PROVIDED INFORMATION —

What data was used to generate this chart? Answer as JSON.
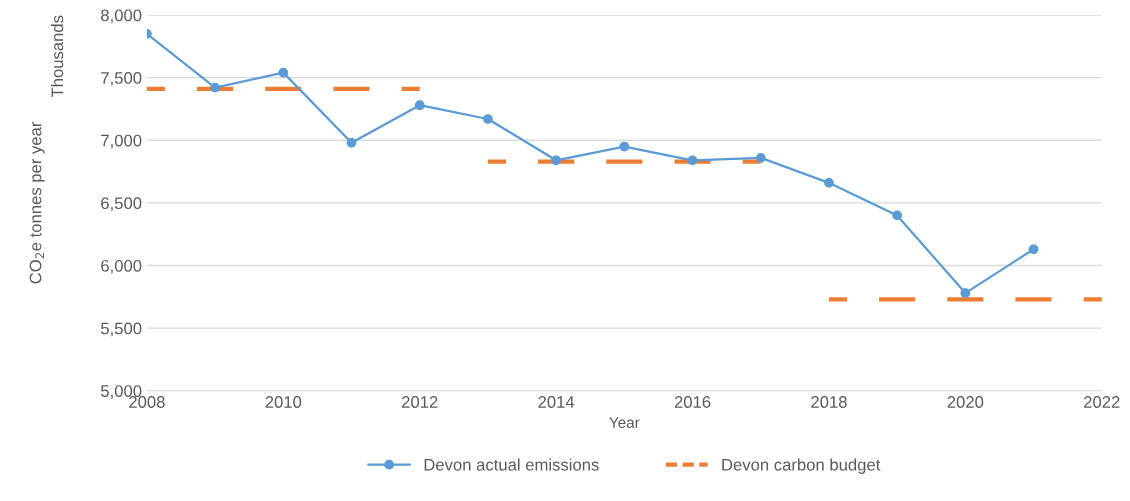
{
  "chart_data": {
    "type": "line",
    "xlabel": "Year",
    "ylabel": "CO$_{2}$e tonnes per year",
    "annotations": [
      "Thousands"
    ],
    "xlim": [
      2008,
      2022
    ],
    "xticks": [
      2008,
      2010,
      2012,
      2014,
      2016,
      2018,
      2020,
      2022
    ],
    "ylim": [
      5000,
      8000
    ],
    "yticks": [
      {
        "value": 5000,
        "label": "5,000"
      },
      {
        "value": 5500,
        "label": "5,500"
      },
      {
        "value": 6000,
        "label": "6,000"
      },
      {
        "value": 6500,
        "label": "6,500"
      },
      {
        "value": 7000,
        "label": "7,000"
      },
      {
        "value": 7500,
        "label": "7,500"
      },
      {
        "value": 8000,
        "label": "8,000"
      }
    ],
    "grid": "y",
    "legend": "bottom",
    "series": [
      {
        "name": "Devon actual emissions",
        "color": "#5b9bd5",
        "marker": "circle",
        "x": [
          2008,
          2009,
          2010,
          2011,
          2012,
          2013,
          2014,
          2015,
          2016,
          2017,
          2018,
          2019,
          2020,
          2021
        ],
        "values": [
          7850,
          7420,
          7540,
          6980,
          7280,
          7170,
          6840,
          6950,
          6840,
          6860,
          6660,
          6400,
          5780,
          6130
        ]
      },
      {
        "name": "Devon carbon budget",
        "line_style": "dashed",
        "color": "#ed7d31",
        "x": [
          2008,
          2009,
          2010,
          2011,
          2012,
          2013,
          2014,
          2015,
          2016,
          2017,
          2018,
          2019,
          2020,
          2021,
          2022
        ],
        "values": [
          7410,
          7410,
          7410,
          7410,
          7410,
          6830,
          6830,
          6830,
          6830,
          6830,
          5730,
          5730,
          5730,
          5730,
          5730
        ]
      }
    ]
  }
}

GIVEN EXERCISE — Copy out every line holding the string "name".

TASK OUTPUT —
        "name": "Devon actual emissions",
        "name": "Devon carbon budget",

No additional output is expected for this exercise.